Layout element records

* begin *

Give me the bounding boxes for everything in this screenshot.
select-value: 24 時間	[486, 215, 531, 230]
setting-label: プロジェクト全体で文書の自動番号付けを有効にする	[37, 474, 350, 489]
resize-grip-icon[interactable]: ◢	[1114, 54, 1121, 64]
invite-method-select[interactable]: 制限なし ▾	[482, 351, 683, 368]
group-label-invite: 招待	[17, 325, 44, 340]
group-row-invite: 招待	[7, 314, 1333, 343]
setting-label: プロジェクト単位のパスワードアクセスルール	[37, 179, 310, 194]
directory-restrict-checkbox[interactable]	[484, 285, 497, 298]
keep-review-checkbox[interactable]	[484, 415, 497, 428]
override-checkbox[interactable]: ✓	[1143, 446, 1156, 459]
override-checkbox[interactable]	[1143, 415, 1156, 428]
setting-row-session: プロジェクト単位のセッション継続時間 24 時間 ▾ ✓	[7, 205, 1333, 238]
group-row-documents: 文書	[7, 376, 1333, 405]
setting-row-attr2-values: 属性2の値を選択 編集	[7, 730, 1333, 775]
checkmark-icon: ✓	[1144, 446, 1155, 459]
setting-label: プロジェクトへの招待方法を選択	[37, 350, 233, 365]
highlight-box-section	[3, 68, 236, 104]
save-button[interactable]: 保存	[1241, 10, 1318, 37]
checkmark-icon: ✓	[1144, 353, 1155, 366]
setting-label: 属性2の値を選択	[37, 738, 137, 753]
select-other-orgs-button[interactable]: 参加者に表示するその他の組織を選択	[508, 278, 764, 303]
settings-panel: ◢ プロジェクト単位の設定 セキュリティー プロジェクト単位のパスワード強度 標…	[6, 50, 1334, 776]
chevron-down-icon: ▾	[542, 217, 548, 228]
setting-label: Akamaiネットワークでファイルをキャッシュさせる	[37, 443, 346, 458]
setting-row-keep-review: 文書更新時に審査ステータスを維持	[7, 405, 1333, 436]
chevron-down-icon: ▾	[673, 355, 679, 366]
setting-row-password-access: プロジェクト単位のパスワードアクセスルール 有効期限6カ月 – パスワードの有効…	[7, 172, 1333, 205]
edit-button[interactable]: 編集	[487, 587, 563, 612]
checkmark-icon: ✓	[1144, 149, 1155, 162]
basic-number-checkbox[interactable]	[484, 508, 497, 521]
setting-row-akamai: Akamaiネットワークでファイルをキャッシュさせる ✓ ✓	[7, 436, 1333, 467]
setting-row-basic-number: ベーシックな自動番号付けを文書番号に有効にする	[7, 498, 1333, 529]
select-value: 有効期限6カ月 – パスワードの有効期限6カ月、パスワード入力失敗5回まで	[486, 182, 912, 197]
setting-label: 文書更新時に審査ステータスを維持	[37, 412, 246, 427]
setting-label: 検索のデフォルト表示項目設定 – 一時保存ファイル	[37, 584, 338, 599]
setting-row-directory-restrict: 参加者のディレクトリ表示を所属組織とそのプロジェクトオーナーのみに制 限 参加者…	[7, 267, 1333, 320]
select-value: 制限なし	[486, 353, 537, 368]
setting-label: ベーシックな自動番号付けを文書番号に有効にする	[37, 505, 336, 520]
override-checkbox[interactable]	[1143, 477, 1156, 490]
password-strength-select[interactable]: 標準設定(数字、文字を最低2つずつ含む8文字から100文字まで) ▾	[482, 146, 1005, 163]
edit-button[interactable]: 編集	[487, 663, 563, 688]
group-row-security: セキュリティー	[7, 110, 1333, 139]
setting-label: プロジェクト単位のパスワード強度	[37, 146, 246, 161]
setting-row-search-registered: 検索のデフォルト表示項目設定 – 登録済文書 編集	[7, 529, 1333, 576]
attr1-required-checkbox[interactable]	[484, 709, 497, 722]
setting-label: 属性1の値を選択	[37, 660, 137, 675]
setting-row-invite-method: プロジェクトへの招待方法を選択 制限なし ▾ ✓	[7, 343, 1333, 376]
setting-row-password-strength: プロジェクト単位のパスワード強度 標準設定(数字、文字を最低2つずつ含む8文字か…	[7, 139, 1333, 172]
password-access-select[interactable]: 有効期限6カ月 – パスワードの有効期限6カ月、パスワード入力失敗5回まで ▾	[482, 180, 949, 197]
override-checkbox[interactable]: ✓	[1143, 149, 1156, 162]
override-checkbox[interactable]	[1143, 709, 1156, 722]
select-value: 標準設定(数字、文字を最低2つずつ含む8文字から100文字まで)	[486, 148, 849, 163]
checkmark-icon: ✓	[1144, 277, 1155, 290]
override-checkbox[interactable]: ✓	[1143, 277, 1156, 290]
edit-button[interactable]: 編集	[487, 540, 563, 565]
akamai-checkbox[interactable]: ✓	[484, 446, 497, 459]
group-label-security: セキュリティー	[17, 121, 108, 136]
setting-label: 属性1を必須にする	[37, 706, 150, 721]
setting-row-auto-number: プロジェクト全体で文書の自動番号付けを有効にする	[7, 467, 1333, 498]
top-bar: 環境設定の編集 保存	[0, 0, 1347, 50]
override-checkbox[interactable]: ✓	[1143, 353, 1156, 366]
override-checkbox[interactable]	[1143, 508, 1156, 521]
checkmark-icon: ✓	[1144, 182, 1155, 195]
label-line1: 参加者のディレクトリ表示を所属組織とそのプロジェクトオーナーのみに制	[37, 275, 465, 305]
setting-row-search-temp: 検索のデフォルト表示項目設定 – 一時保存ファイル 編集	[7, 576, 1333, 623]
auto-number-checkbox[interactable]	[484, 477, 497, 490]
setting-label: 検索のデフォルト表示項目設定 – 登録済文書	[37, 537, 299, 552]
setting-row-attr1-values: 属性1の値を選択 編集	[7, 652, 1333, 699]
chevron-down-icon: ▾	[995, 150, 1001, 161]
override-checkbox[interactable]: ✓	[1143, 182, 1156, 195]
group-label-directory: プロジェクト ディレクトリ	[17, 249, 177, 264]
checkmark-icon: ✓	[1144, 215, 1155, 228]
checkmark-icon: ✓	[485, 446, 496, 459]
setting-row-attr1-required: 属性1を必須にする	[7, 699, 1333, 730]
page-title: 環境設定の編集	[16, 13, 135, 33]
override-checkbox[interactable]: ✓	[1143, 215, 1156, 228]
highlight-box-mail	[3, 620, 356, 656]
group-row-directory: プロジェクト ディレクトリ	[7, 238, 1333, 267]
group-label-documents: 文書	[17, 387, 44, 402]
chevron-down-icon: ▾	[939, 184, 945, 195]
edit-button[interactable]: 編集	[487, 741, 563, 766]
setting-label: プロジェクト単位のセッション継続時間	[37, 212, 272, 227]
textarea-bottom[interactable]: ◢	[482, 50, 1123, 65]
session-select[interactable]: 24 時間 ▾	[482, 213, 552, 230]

* end *

◆ **WHAT YOU SHOULD DO**:
Please convert every line of the records above into a JSON list of strings, one string per line, leaving out blank lines.

◆ **COMPLETE RESPONSE**:
[
  "Give me the bounding boxes for everything in this screenshot.",
  "select-value: 24 時間\t[486, 215, 531, 230]",
  "setting-label: プロジェクト全体で文書の自動番号付けを有効にする\t[37, 474, 350, 489]",
  "resize-grip-icon[interactable]: ◢\t[1114, 54, 1121, 64]",
  "invite-method-select[interactable]: 制限なし ▾\t[482, 351, 683, 368]",
  "group-label-invite: 招待\t[17, 325, 44, 340]",
  "group-row-invite: 招待\t[7, 314, 1333, 343]",
  "setting-label: プロジェクト単位のパスワードアクセスルール\t[37, 179, 310, 194]",
  "directory-restrict-checkbox[interactable]\t[484, 285, 497, 298]",
  "keep-review-checkbox[interactable]\t[484, 415, 497, 428]",
  "override-checkbox[interactable]: ✓\t[1143, 446, 1156, 459]",
  "override-checkbox[interactable]\t[1143, 415, 1156, 428]",
  "setting-row-session: プロジェクト単位のセッション継続時間 24 時間 ▾ ✓\t[7, 205, 1333, 238]",
  "group-row-documents: 文書\t[7, 376, 1333, 405]",
  "setting-row-attr2-values: 属性2の値を選択 編集\t[7, 730, 1333, 775]",
  "checkmark-icon: ✓\t[1144, 446, 1155, 459]",
  "setting-label: プロジェクトへの招待方法を選択\t[37, 350, 233, 365]",
  "highlight-box-section\t[3, 68, 236, 104]",
  "save-button[interactable]: 保存\t[1241, 10, 1318, 37]",
  "checkmark-icon: ✓\t[1144, 353, 1155, 366]",
  "setting-label: 属性2の値を選択\t[37, 738, 137, 753]",
  "select-other-orgs-button[interactable]: 参加者に表示するその他の組織を選択\t[508, 278, 764, 303]",
  "settings-panel: ◢ プロジェクト単位の設定 セキュリティー プロジェクト単位のパスワード強度 標…\t[6, 50, 1334, 776]",
  "chevron-down-icon: ▾\t[542, 217, 548, 228]",
  "setting-label: Akamaiネットワークでファイルをキャッシュさせる\t[37, 443, 346, 458]",
  "setting-row-keep-review: 文書更新時に審査ステータスを維持\t[7, 405, 1333, 436]",
  "chevron-down-icon: ▾\t[673, 355, 679, 366]",
  "setting-row-password-access: プロジェクト単位のパスワードアクセスルール 有効期限6カ月 – パスワードの有効…\t[7, 172, 1333, 205]",
  "edit-button[interactable]: 編集\t[487, 587, 563, 612]",
  "checkmark-icon: ✓\t[1144, 149, 1155, 162]",
  "basic-number-checkbox[interactable]\t[484, 508, 497, 521]",
  "setting-row-akamai: Akamaiネットワークでファイルをキャッシュさせる ✓ ✓\t[7, 436, 1333, 467]",
  "setting-row-basic-number: ベーシックな自動番号付けを文書番号に有効にする\t[7, 498, 1333, 529]",
  "select-value: 有効期限6カ月 – パスワードの有効期限6カ月、パスワード入力失敗5回まで\t[486, 182, 912, 197]",
  "setting-label: 文書更新時に審査ステータスを維持\t[37, 412, 246, 427]",
  "setting-label: 検索のデフォルト表示項目設定 – 一時保存ファイル\t[37, 584, 338, 599]",
  "setting-row-directory-restrict: 参加者のディレクトリ表示を所属組織とそのプロジェクトオーナーのみに制 限 参加者…\t[7, 267, 1333, 320]",
  "select-value: 制限なし\t[486, 353, 537, 368]",
  "setting-label: ベーシックな自動番号付けを文書番号に有効にする\t[37, 505, 336, 520]",
  "override-checkbox[interactable]\t[1143, 477, 1156, 490]",
  "password-strength-select[interactable]: 標準設定(数字、文字を最低2つずつ含む8文字から100文字まで) ▾\t[482, 146, 1005, 163]",
  "edit-button[interactable]: 編集\t[487, 663, 563, 688]",
  "group-row-security: セキュリティー\t[7, 110, 1333, 139]",
  "setting-label: プロジェクト単位のパスワード強度\t[37, 146, 246, 161]",
  "setting-row-search-registered: 検索のデフォルト表示項目設定 – 登録済文書 編集\t[7, 529, 1333, 576]",
  "attr1-required-checkbox[interactable]\t[484, 709, 497, 722]",
  "setting-label: 属性1の値を選択\t[37, 660, 137, 675]",
  "setting-row-invite-method: プロジェクトへの招待方法を選択 制限なし ▾ ✓\t[7, 343, 1333, 376]",
  "setting-row-password-strength: プロジェクト単位のパスワード強度 標準設定(数字、文字を最低2つずつ含む8文字か…\t[7, 139, 1333, 172]",
  "password-access-select[interactable]: 有効期限6カ月 – パスワードの有効期限6カ月、パスワード入力失敗5回まで ▾\t[482, 180, 949, 197]",
  "override-checkbox[interactable]: ✓\t[1143, 149, 1156, 162]",
  "override-checkbox[interactable]\t[1143, 709, 1156, 722]",
  "select-value: 標準設定(数字、文字を最低2つずつ含む8文字から100文字まで)\t[486, 148, 849, 163]",
  "checkmark-icon: ✓\t[1144, 277, 1155, 290]",
  "override-checkbox[interactable]: ✓\t[1143, 277, 1156, 290]",
  "edit-button[interactable]: 編集\t[487, 540, 563, 565]",
  "akamai-checkbox[interactable]: ✓\t[484, 446, 497, 459]",
  "group-label-security: セキュリティー\t[17, 121, 108, 136]",
  "setting-label: 属性1を必須にする\t[37, 706, 150, 721]",
  "setting-row-auto-number: プロジェクト全体で文書の自動番号付けを有効にする\t[7, 467, 1333, 498]",
  "top-bar: 環境設定の編集 保存\t[0, 0, 1347, 50]",
  "override-checkbox[interactable]: ✓\t[1143, 353, 1156, 366]",
  "override-checkbox[interactable]\t[1143, 508, 1156, 521]",
  "checkmark-icon: ✓\t[1144, 182, 1155, 195]",
  "label-line1: 参加者のディレクトリ表示を所属組織とそのプロジェクトオーナーのみに制\t[37, 275, 465, 305]",
  "setting-row-search-temp: 検索のデフォルト表示項目設定 – 一時保存ファイル 編集\t[7, 576, 1333, 623]",
  "auto-number-checkbox[interactable]\t[484, 477, 497, 490]",
  "setting-label: 検索のデフォルト表示項目設定 – 登録済文書\t[37, 537, 299, 552]",
  "setting-row-attr1-values: 属性1の値を選択 編集\t[7, 652, 1333, 699]",
  "chevron-down-icon: ▾\t[995, 150, 1001, 161]",
  "override-checkbox[interactable]: ✓\t[1143, 182, 1156, 195]",
  "group-label-directory: プロジェクト ディレクトリ\t[17, 249, 177, 264]",
  "checkmark-icon: ✓\t[1144, 215, 1155, 228]",
  "checkmark-icon: ✓\t[485, 446, 496, 459]",
  "setting-row-attr1-required: 属性1を必須にする\t[7, 699, 1333, 730]",
  "page-title: 環境設定の編集\t[16, 13, 135, 33]",
  "override-checkbox[interactable]: ✓\t[1143, 215, 1156, 228]",
  "highlight-box-mail\t[3, 620, 356, 656]",
  "group-row-directory: プロジェクト ディレクトリ\t[7, 238, 1333, 267]",
  "group-label-documents: 文書\t[17, 387, 44, 402]",
  "chevron-down-icon: ▾\t[939, 184, 945, 195]",
  "edit-button[interactable]: 編集\t[487, 741, 563, 766]",
  "setting-label: プロジェクト単位のセッション継続時間\t[37, 212, 272, 227]",
  "textarea-bottom[interactable]: ◢\t[482, 50, 1123, 65]",
  "session-select[interactable]: 24 時間 ▾\t[482, 213, 552, 230]"
]